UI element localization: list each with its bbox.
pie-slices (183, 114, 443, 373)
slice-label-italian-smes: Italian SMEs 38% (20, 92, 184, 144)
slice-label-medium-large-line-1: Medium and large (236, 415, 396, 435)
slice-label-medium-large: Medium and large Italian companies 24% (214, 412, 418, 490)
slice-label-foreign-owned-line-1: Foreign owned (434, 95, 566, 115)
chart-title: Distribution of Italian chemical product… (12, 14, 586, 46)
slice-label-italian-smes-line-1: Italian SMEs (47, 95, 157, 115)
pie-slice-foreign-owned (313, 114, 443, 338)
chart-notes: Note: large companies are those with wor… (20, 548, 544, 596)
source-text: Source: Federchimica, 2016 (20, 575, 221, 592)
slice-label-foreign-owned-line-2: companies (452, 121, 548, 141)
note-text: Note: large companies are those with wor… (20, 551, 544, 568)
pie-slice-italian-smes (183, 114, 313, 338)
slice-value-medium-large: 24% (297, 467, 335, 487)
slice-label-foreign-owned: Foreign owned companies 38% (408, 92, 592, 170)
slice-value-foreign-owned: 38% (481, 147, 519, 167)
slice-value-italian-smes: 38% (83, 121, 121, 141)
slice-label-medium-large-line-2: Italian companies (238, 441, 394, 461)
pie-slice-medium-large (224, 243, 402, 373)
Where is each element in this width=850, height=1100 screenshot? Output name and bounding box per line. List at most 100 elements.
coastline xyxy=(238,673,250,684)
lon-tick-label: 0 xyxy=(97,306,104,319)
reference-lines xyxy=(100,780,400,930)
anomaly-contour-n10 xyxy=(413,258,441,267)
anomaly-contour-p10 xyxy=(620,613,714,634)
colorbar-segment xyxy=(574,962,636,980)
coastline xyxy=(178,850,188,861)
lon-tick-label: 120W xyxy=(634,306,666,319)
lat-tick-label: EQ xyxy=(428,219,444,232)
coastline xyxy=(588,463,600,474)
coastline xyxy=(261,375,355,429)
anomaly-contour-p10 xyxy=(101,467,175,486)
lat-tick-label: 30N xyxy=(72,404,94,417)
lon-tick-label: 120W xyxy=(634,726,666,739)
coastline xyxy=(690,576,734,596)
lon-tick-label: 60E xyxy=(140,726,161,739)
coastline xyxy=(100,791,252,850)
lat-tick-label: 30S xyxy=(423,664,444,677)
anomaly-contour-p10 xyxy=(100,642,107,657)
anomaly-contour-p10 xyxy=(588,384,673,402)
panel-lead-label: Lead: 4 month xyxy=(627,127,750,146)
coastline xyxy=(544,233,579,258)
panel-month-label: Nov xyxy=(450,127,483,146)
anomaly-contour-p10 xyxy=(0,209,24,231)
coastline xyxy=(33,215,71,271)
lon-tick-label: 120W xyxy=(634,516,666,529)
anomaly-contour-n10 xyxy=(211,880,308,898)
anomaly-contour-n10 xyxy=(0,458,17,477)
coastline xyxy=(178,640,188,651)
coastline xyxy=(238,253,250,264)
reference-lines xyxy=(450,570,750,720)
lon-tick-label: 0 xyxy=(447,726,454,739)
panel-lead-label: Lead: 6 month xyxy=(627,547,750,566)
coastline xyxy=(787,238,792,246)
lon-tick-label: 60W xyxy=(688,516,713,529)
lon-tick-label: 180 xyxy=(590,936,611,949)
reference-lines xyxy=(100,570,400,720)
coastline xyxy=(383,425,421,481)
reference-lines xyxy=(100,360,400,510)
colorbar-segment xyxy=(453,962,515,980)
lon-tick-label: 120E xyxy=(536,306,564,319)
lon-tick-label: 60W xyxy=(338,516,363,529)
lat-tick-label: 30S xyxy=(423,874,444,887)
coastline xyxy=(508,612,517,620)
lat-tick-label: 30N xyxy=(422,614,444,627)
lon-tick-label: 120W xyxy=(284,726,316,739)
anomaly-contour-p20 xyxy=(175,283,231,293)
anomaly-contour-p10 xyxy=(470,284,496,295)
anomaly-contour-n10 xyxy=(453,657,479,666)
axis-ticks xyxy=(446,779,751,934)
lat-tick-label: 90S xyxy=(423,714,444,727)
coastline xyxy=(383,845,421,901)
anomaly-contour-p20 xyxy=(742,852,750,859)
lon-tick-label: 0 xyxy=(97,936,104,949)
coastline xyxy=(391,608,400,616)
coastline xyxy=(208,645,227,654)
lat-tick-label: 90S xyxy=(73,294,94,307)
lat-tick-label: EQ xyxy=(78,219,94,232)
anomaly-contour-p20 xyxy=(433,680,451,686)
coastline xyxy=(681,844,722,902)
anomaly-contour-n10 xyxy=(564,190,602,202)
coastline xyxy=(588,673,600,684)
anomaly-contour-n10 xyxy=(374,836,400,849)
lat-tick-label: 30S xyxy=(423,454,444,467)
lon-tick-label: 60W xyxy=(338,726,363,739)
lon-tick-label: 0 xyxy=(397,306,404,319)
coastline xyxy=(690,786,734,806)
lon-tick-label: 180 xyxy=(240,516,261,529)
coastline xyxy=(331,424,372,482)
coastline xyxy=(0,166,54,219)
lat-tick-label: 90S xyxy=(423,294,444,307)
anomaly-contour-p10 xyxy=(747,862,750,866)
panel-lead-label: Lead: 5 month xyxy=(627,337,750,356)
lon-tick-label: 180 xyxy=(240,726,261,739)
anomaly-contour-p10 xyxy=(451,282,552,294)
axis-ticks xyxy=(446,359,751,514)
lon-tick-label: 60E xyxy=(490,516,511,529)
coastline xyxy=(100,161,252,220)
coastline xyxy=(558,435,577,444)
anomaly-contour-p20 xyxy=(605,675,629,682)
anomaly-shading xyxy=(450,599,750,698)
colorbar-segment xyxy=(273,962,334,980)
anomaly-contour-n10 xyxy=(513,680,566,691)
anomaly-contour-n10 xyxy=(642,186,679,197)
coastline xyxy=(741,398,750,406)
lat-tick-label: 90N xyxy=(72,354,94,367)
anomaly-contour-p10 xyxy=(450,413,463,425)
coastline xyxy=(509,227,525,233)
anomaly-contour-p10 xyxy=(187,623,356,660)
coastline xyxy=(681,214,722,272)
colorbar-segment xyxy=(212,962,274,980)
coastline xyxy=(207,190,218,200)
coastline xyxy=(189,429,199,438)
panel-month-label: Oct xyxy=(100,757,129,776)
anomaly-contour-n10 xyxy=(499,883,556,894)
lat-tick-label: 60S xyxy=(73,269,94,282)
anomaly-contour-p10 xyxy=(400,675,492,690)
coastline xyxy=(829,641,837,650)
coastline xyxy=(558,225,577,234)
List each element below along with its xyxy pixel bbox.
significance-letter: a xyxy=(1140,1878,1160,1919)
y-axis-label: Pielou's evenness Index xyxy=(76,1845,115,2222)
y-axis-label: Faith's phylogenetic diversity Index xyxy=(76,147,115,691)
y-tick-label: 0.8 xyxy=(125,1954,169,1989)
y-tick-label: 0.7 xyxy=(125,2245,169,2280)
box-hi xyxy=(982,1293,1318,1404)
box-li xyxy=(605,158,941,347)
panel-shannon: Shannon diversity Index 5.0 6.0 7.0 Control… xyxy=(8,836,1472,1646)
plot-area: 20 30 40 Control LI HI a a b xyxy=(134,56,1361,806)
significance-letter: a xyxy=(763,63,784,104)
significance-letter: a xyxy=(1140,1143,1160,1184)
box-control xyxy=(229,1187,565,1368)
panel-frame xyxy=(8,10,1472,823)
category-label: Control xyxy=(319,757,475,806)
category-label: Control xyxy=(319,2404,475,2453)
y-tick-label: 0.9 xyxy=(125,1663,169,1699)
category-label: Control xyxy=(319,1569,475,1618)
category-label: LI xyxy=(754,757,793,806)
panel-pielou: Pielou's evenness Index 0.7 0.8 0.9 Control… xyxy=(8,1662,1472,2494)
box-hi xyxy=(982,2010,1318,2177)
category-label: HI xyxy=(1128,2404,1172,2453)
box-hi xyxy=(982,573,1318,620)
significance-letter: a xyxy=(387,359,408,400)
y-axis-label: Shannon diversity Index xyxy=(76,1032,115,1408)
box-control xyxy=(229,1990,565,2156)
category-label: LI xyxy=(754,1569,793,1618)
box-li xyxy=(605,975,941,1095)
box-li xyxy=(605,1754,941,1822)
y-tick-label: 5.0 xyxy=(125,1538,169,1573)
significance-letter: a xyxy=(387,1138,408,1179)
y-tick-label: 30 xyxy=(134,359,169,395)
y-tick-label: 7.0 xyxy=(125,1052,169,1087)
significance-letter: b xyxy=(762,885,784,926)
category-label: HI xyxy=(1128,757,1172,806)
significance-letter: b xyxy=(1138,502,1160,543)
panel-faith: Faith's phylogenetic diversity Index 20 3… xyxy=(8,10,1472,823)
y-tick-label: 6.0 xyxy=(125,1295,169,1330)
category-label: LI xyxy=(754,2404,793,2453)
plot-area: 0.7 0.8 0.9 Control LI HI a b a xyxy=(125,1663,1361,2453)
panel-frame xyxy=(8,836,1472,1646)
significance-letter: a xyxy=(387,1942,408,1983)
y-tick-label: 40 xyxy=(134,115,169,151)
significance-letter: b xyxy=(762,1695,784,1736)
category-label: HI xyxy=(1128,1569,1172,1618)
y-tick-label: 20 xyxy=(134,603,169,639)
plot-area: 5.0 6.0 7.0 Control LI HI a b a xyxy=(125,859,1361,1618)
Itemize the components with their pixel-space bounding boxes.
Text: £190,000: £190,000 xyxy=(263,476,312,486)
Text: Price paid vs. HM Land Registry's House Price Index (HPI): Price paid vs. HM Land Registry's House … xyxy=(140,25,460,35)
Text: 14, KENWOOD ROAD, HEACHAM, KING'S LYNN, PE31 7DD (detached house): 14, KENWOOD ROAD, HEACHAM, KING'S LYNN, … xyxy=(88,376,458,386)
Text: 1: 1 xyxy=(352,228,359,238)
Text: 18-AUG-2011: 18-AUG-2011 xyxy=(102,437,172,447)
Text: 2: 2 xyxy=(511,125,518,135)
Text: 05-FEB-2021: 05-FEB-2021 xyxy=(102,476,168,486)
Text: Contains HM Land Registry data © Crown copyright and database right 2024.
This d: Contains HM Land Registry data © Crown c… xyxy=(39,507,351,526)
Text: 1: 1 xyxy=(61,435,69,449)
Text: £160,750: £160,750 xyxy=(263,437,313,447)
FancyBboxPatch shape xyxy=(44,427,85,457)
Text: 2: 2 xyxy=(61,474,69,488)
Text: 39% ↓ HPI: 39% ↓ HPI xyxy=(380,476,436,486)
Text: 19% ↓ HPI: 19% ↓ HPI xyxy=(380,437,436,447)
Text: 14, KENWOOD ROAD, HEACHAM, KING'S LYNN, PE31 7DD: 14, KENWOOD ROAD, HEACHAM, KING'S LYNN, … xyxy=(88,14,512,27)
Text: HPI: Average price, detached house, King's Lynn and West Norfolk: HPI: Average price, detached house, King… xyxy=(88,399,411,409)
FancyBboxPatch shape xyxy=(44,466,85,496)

━━━━━━

- **What you will do**
Reproduce verbatim the rows from the first one through the line containing "source-text: Source: Federchimica, 2016", both ends included.

- **The response**
UI element localization: list each with its bbox.
pie-slices (183, 114, 443, 373)
slice-label-italian-smes: Italian SMEs 38% (20, 92, 184, 144)
slice-label-medium-large-line-1: Medium and large (236, 415, 396, 435)
slice-label-medium-large: Medium and large Italian companies 24% (214, 412, 418, 490)
slice-label-foreign-owned-line-1: Foreign owned (434, 95, 566, 115)
chart-title: Distribution of Italian chemical product… (12, 14, 586, 46)
slice-label-italian-smes-line-1: Italian SMEs (47, 95, 157, 115)
pie-slice-foreign-owned (313, 114, 443, 338)
chart-notes: Note: large companies are those with wor… (20, 548, 544, 596)
source-text: Source: Federchimica, 2016 (20, 575, 221, 592)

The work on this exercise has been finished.